* WHAT IS REQUIRED
Continue the court opinion on Brenda Sherpell's employment discrimination appeal from the point where it stops, not the material after it.

Brenda Sherpell, Appellant, v. Humnoke School District No. 5 of Lonoke County, Arkansas, Appellee, 874 F.2d 536 (8th Cir. 1989)Annotate this Case
Submitted Sept. 23, 1988. Decided May 9, 1989
Lazar M. Palnick, Little Rock, Ark., for appellant.
Jo-Ann L. Goldman, Little Rock, Ark., for appellee.
Before ARNOLD and BEAM, Circuit Judges, and CAHILL,* District Judge.
CAHILL, District Judge.
Brenda Sherpell appeals the district court's dismissal of her civil rights complaint against Humnoke School District No. 5 of Lonoke County.
In 1985, appellant Sherpell brought this action against Humnoke School District No. 5 of Lonoke County (Humnoke School District) and its Superintendent, Mr. Edsel Weaver, seeking reemployment, back pay, a declaratory judgment, and injunctive relief for the alleged violation of her civil rights as guaranteed by 42 U.S.C. §§ 1981, 1983, and 2000e et seq. Before the trial, plaintiff settled her claim against Superintendent Weaver leaving the School District as the sole defendant. The trial court found that Ms. Sherpell had not met her burden of proof and dismissed the complaint against the School District. We affirm in part and reverse in part.
The two issues before the Court are whether the district court erred as a matter of law and fact in finding against appellant on her claim of racial discrimination in employment and whether the court also erred in refusing to permit appellant to proceed on her retaliation claim.
The appellee, Humnoke School District, employed appellant Brenda Sherpell from September 1978 to December 1980. She taught remedial math under a teacher's certificate for grades 1 through 6. In September 1980, appellant's husband lost his arm in an industrial accident and appellant verbally applied for and received a leave of absence from the school superintendent effective December, 1980. In April 1981, appellant Sherpell and the appellee School Board entered into a written leave of absence agreement in which the parties agreed to the leave of absence and also agreed that appellant would be offered a contract for the 1982-1983 school year.
The district court found that appellant verbally resigned her position by communicating this to Mr. Weaver, the Superintendent of the School District, who subsequently informed the School Board, and that the School Board thereafter voted to accept appellant's resignation in July 1981. The court also found that appellant did not, either verbally or in writing, apply for any other position with the district before her written letter of April 16, 1985, and that appellant did not apply for any vacant position or positions at any time after 1985. The court noted that appellant made a prima facie case only with respect to the 1985-1986 school year--the year for which she applied in writing in April 1985. The court went on to find that on the basis of all the evidence, the appellee's failure to hire the appellant was not based on race, and that the explanation provided by Mr. Weaver, the Superintendent of the School District, was not pretextual.

* DATASET CONTENT
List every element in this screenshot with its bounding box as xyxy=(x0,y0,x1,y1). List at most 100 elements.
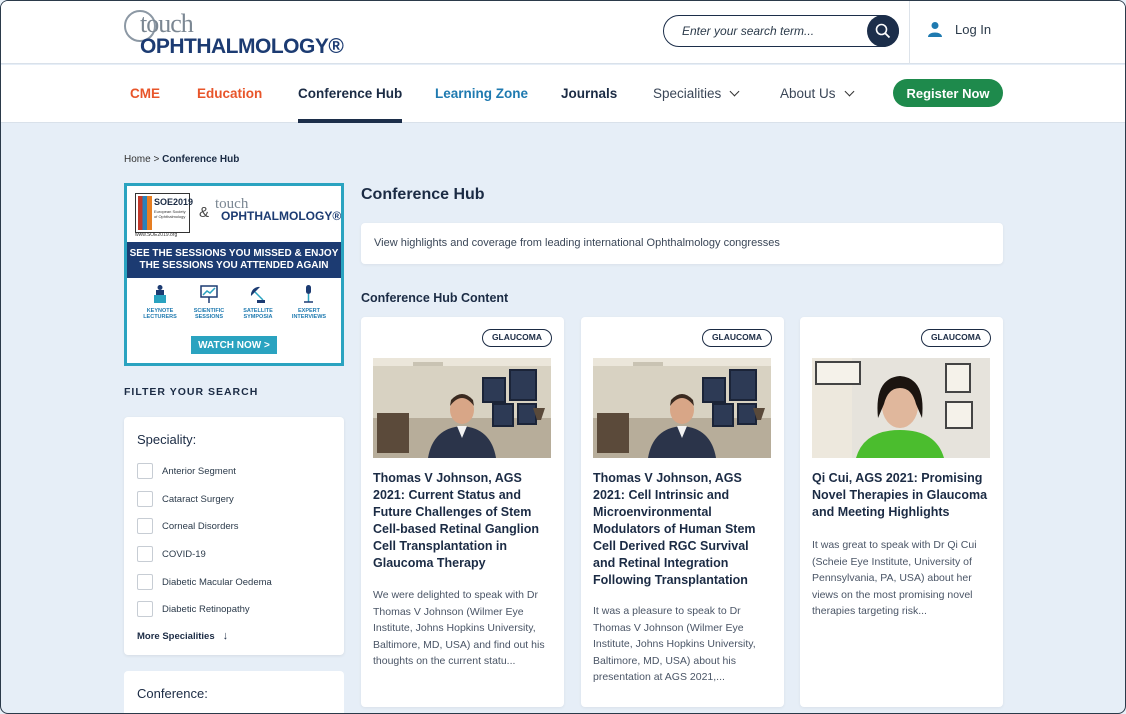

* TASK OUTPUT
Serving as a background to this case is Sherpell, et al. v. The Humnoke School District No. 5 of Lonoke County, Arkansas, et al., 619 F. Supp. 670 (E.D. Ark. 1985), (Sherpell I), in which plaintiff Brenda Sherpell, the appellant in this case, and other parents of black children attending the Humnoke School District No. 5 of Lonoke County brought a civil rights action against the Humnoke School District; the School Board; Mr. Edsel Weaver, the superintendent of the School, and Mr. Charles Eads, the principal of the Humnoke High School, contending that the policies and practices of the defendants in the operation of the public schools within that District discriminated against the plaintiffs because of their race and color. The case was tried before District Judge George Howard, Jr., in September 1985, who then found that the plaintiffs had established a prima facie case of racial discrimination under both the disparate treatment and disparate impact theories on their claims of intentional and purposeful racial discrimination relative to the racial allocation of faculty. Furthermore, the court found that even assuming defendants had shown legitimate, nondiscriminatory reasons for their actions, plaintiffs had demonstrated by a preponderance of the evidence that such actions were pretextual to cover the purposeful and intentional racial conduct. See Sherpell I, 619 F. Supp. at 680.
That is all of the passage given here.